• kubernetes 1.25.5

      When a agent pod gets terminated (for example OOMKilled by Kubernetes) during a pipeline build in a shell step:

      • the node remains in Jenkins, as disconnected
      • the pipeline hangs forever
      • the pod remains in kubernetes, in Terminated state, with OOMKilled status

      A manual intervention is necessary to fix this situation:

      • Aborting the pipeline manually causes the node to be removed and the pod to eventually been deleted as well
      • Deleting the pod manually cause the node to be removed (after about 5 minutes for some reason) and eventually the pipeline to be aborted

      Expected Behavior

      The pipeline should abort automatically and the node be automatically removed.

      How to Reproduce

      We need to simulate a pod failure when the agent is connected and building a pipeline. To reproduce this, I am using a jnlp agent with stress-ng: [dohbedoh/jnlp-stress-agent:alpine](https://hub.docker.com/r/dohbedoh/jnlp-stress-agent)

      • Create a pipeline that simulate an kubernetes `OOMKilled` during the build:
      pipeline {
        agent {
          kubernetes {
            yaml """
      metadata:
        labels:
          cloudbees.com/master: "dse-team-apac"

▶ _Dataset excerpts_:

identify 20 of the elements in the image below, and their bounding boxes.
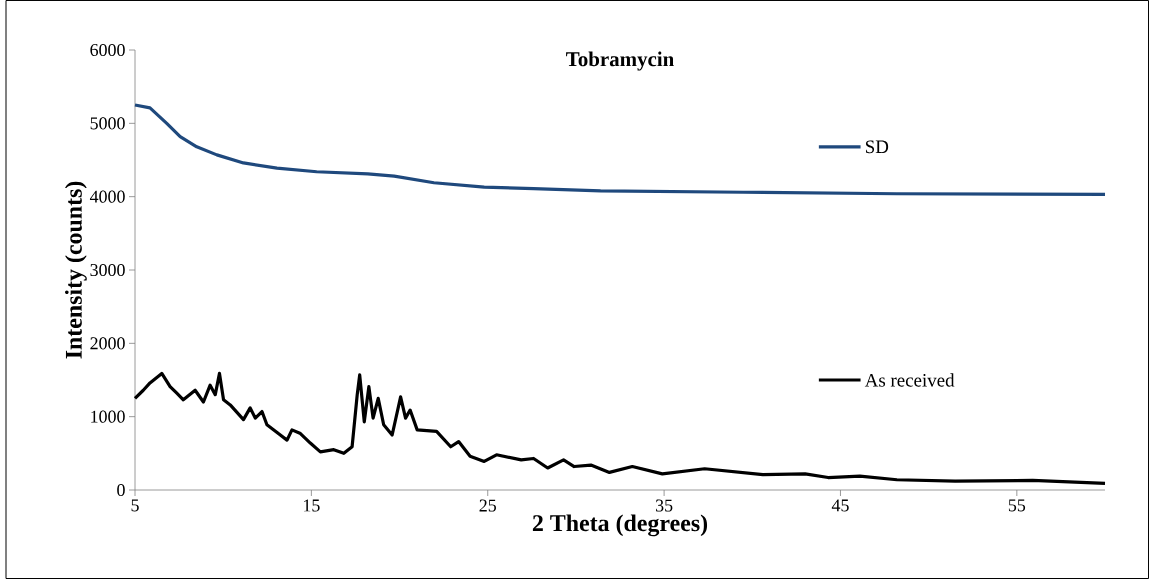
line-series [133, 103, 1107, 197]
x-tick-label: 45 [831, 499, 849, 512]
x-tick-label: 25 [479, 499, 496, 512]
y-tick-label: 1000 [91, 410, 125, 423]
y-tick-label: 6000 [90, 43, 125, 57]
y-tick-label: 4000 [89, 190, 125, 203]
y-axis-title: Intensity (counts) [65, 181, 87, 359]
x-tick-label: 35 [655, 499, 673, 512]
legend-label: SD [865, 140, 889, 154]
y-tick-label: 3000 [90, 263, 125, 277]
x-tick-label: 55 [1008, 499, 1026, 512]
y-tick-label: 5000 [90, 117, 125, 130]
chart-title: Tobramycin [566, 51, 674, 71]
y-tick-label: 2000 [90, 337, 125, 350]
line-series [133, 371, 1107, 485]
x-axis-title: 2 Theta (degrees) [532, 514, 708, 537]
legend-label: As received [864, 373, 955, 387]
x-tick-label: 15 [303, 499, 320, 512]
y-tick-label: 0 [117, 483, 125, 497]
x-tick-label: 5 [131, 499, 139, 512]
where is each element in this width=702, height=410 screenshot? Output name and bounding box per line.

▶ _Exercise 1_:
Answer these questions from the bug report about terminated Jenkins agent pods:
(a) Which Kubernetes version is listed?
(b) After someone deletes the pod by hand, about how long does it take for the node to be removed?
(c) Which tool does the jnlp agent image use to simulate a pod failure?
▶ _Exercise 2_:
Translate this sentence from the bug report about terminated Jenkins agent pods into Spanish: "The pipeline should abort automatically and the node be automatically removed."
▶ _Exercise 3_:
According to the bug report about terminated Jenkins agent pods, what happens when an agent pod is terminated during a pipeline build in a shell step? List every result it gives.

▶ _Worked answer 1_:
(a) 1.25.5
(b) About 5 minutes
(c) stress-ng

▶ _Worked answer 2_:
El pipeline debería abortarse automáticamente y el nodo debería eliminarse automáticamente.

▶ _Worked answer 3_:
- The node remains in Jenkins, as disconnected.
- The pipeline hangs forever.
- The pod remains in Kubernetes, in Terminated state, with OOMKilled status.